### EXERCISE OBJECTIVE
Copy every line in which the string "login" occurs.
[start]
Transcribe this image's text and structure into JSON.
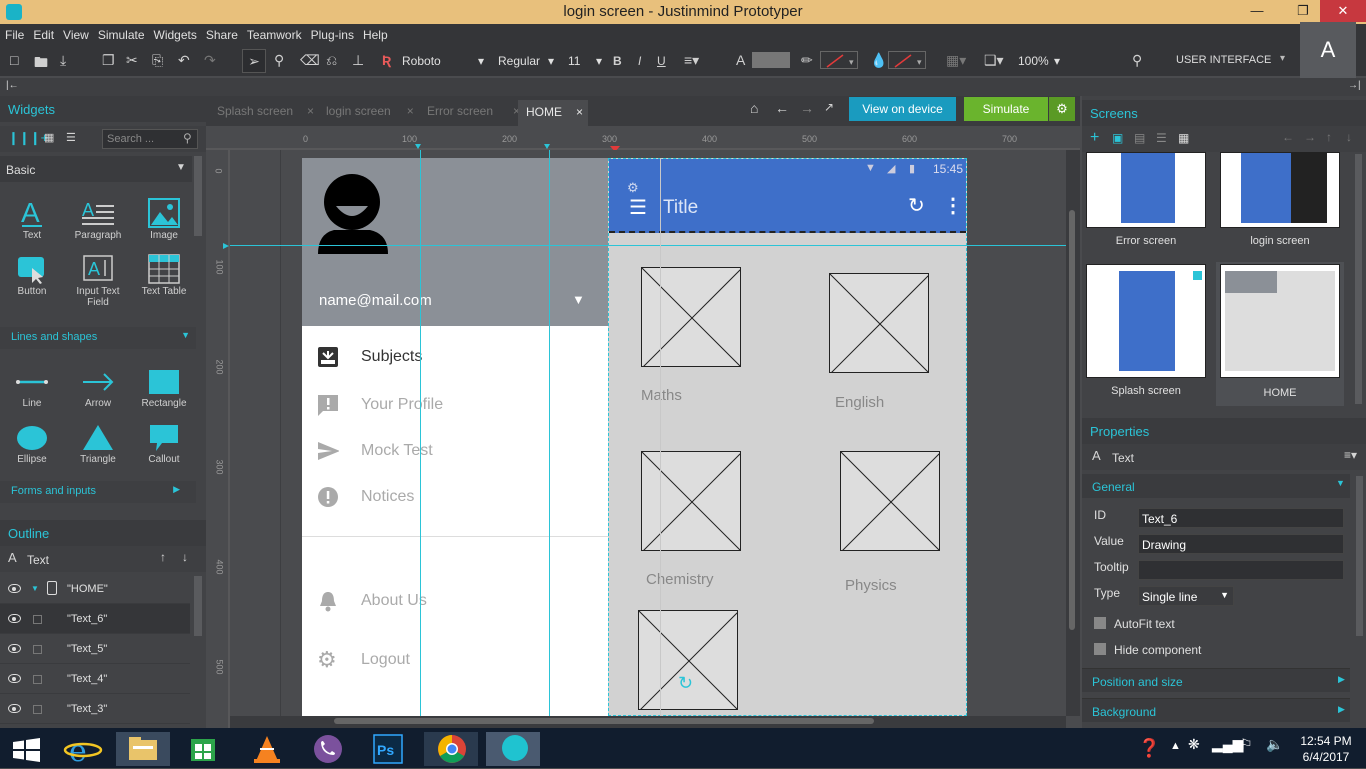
{
  "window": {
    "title": "login screen - Justinmind Prototyper",
    "minimize": "—",
    "maximize": "❐",
    "close": "✕"
  },
  "menu": [
    "File",
    "Edit",
    "View",
    "Simulate",
    "Widgets",
    "Share",
    "Teamwork",
    "Plug-ins",
    "Help"
  ],
  "toolbar": {
    "font": "Roboto",
    "weight": "Regular",
    "size": "11",
    "bold": "B",
    "italic": "I",
    "underline": "U",
    "zoom": "100%",
    "mode": "USER INTERFACE",
    "avatar": "A"
  },
  "widgets_panel": {
    "title": "Widgets",
    "search_placeholder": "Search ...",
    "category": "Basic",
    "basic": [
      "Text",
      "Paragraph",
      "Image",
      "Button",
      "Input Text Field",
      "Text Table"
    ],
    "lines_title": "Lines and shapes",
    "shapes": [
      "Line",
      "Arrow",
      "Rectangle",
      "Ellipse",
      "Triangle",
      "Callout"
    ],
    "forms_title": "Forms and inputs"
  },
  "outline": {
    "title": "Outline",
    "filter": "Text",
    "items": [
      "\"HOME\"",
      "\"Text_6\"",
      "\"Text_5\"",
      "\"Text_4\"",
      "\"Text_3\""
    ]
  },
  "tabs": [
    "Splash screen",
    "login screen",
    "Error screen",
    "HOME"
  ],
  "buttons": {
    "view_device": "View on device",
    "simulate": "Simulate"
  },
  "ruler": {
    "h": [
      "0",
      "100",
      "200",
      "300",
      "400",
      "500",
      "600",
      "700"
    ],
    "v": [
      "0",
      "100",
      "200",
      "300",
      "400",
      "500"
    ]
  },
  "drawer": {
    "email": "name@mail.com",
    "items": [
      "Subjects",
      "Your Profile",
      "Mock Test",
      "Notices"
    ],
    "items2": [
      "About Us",
      "Logout"
    ]
  },
  "phone": {
    "time": "15:45",
    "title": "Title",
    "subjects": [
      "Maths",
      "English",
      "Chemistry",
      "Physics"
    ]
  },
  "screens_panel": {
    "title": "Screens",
    "screens": [
      "Error screen",
      "login screen",
      "Splash screen",
      "HOME"
    ]
  },
  "properties": {
    "title": "Properties",
    "type_label": "Text",
    "general": "General",
    "id_label": "ID",
    "id_value": "Text_6",
    "value_label": "Value",
    "value_value": "Drawing",
    "tooltip_label": "Tooltip",
    "tooltip_value": "",
    "type_field_label": "Type",
    "type_value": "Single line",
    "autofit": "AutoFit text",
    "hide": "Hide component",
    "position": "Position and size",
    "background": "Background"
  },
  "taskbar": {
    "time": "12:54 PM",
    "date": "6/4/2017"
  },
  "colors": {
    "accent": "#2bc4d7",
    "simulate": "#6ab42d",
    "device": "#1a9bbf",
    "phone_header": "#3e6fc9"
  }
}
[end]
### ANSWER TO THIS EXERCISE
    "title": "login screen - Justinmind Prototyper",
    "login screen",
      "login screen",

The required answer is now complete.